AUFGABEN:
1 – Beantworte die folgenden Fragen zum Lesetext über Cassius Dios Römische Geschichte.
(a) Bis zu welchem Jahr reicht die Weltchronik des Johannes Zonaras?
(b) Aus wie vielen der ersten Bücher stammen die Bruchstücke laut Titel?
(c) Mit welcher Zeit will der Verfasser seine Darstellung beginnen?
2 – Führe den Lesetext über Cassius Dios Römische Geschichte nach der Überschrift „Roms Ursprung.“ weiter.

LESETEXT:
·····
Ulm, den 28. Januar 1831 D. Leonhard Tafel

      1 Der byzantinische Kaiser Konstantinos VII. Porphyrogenetos (912–959) war selbst wissenschaftlicher Schriftsteller und förderte in besonderem Maße die Entstehung fremder Werke, darunter eine Exzerptsammlung antiker Werke, durch die auch viele Fragmente von Cassius Dio überliefert sind. Johannes Zonaras war ein hoher Hofbeamter in Byzanz im 11. Jh., der unter anderem eine Weltchronik von der Erschaffung der Welt bis 1118 n.Chr. verfasste. Er benutzte für die Römische Geschichte Cassius Dio als Vorlage, doch lagen auch ihm zum Teil nur Auszüge vor.

      CASSIUS DIOS RÖMISCHE

      GESCHICHTE

      BRUCHSTÜCKE AUS DEN ERSTEN 34 BÜCHERN

      NACH DER ZEITFOLGE GEORDNET

      1. Einleitung Dios in seine Geschichte

      Ich werde bestrebt sein, die denkwürdigen Taten der Römer in Krieg und Frieden so zu beschreiben, dass weder einer von ihnen [den Römern], noch die anderen etwas Notwendiges vermissen sollen.

      2. Ich las fast alles, was über sie [die Römer] geschrieben worden ist, nahm aber nicht alles auf, sondern nur, was ich ausgewählt habe. Dass ich mich aber eines, sofern die Gegenstände es erlaubten, gefälligen Vortrags befleißigte, darf keinen Verdacht gegen dessen Treue erregen, was anderen [Geschichtsschreibern] schon passiert ist; denn ich ließ mir beides möglichst angelegen sein. Ich beginne in der Zeit, da die Überlieferung von dem Land, das wir bewohnen, Licht gewinnt. Das Land, in welchem die Hauptstadt der Römer erbaut ist, …

      3. Roms Ursprung.
·····
ANGEZEIGTE INFORMATIONEN:
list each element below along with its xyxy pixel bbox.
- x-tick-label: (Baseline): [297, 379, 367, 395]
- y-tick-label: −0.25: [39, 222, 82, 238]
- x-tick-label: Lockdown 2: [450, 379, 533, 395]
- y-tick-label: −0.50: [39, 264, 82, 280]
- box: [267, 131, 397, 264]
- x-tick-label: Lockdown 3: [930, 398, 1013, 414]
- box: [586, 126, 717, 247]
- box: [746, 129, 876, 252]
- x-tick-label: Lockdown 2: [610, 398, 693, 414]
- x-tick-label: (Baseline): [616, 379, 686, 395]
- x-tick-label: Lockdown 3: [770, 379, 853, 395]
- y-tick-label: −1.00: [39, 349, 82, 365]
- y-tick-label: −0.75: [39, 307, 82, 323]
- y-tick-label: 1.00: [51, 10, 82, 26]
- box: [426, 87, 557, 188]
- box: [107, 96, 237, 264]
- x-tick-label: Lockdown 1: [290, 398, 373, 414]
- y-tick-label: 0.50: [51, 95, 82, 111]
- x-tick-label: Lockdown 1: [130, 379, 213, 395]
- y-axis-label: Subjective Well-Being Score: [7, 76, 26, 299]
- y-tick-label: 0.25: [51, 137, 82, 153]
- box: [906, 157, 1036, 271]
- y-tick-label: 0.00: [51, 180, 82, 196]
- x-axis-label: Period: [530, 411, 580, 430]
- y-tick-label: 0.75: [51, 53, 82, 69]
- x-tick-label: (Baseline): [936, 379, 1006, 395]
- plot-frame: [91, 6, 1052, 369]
·····
LÖSUNGEN IM EINZELNEN:
1 –
(a) Bis 1118 n.Chr.
(b) Aus den ersten 34 Büchern.
(c) Mit der Zeit, da die Überlieferung von dem Land, das wir bewohnen, Licht gewinnt.

2 –
      Aeneas also kam aus Makedonien nach Italien, welches früher Argessa, dann Saturnia, von Kronos (denn der griechische Kronos heißt bei den Römern Saturnus), hierauf, nach einem gewissen Auson, Ausonia, später Tyrrhenia hieß. In der Folge wurde von einem Italus, oder von einem der von Hercules weggetriebenen Geryonischen Stiere, der von Rhegion nach Sizilien in das Flachland des Eryx, Königs der Elymer, eines Sohnes von Neptun, hinüberschwamm, das Land Italien genannt. Denn die Tyrrhener nennen den Stier Italus. So erhielt denn das Land den Namen Italien, über welches zuerst Picus, dann sein Sohn Faunus König war. Als Hercules mit den übrigen Stieren des Geryon dahin kam, zeugte er mit Faunus’ Gemahlin den Latinus, welcher über die dortigen Einwohner herrschte und ihnen allen den Namen Latiner gab.

      55 Jahre nach Hercules kam der erwähnte Aeneas, nach der Eroberung Trojas, nach Italien und zu den Latinern; er legte bei Laurentium, das auch Troja heißt, nächst dem Flusse Numicius an, und mit ihm sein Sohn von Creusa, Ascanius bzw. Iulus [genannt]. Als hier seine Gefährten die mondförmige Unterlage ihrer Mahlzeit, aus Brotrinden bestehend (denn sie hatten keine Tische), verspeisten, und ein weißes Mutterschwein, aus seinem Schiffe auf den nach ihm benannten Albanerberg entsprungen, daselbst 30 Junge warf – zum Vorzeichen, dass seine Söhne in 30 Jahren im Besitz des Landes und der Gewalt sein würden – beschloss er, eingedenk eines Götterspruchs, seine Irrfahrt, opferte das Schwein und traf Anstalt, eine Stadt zu gründen.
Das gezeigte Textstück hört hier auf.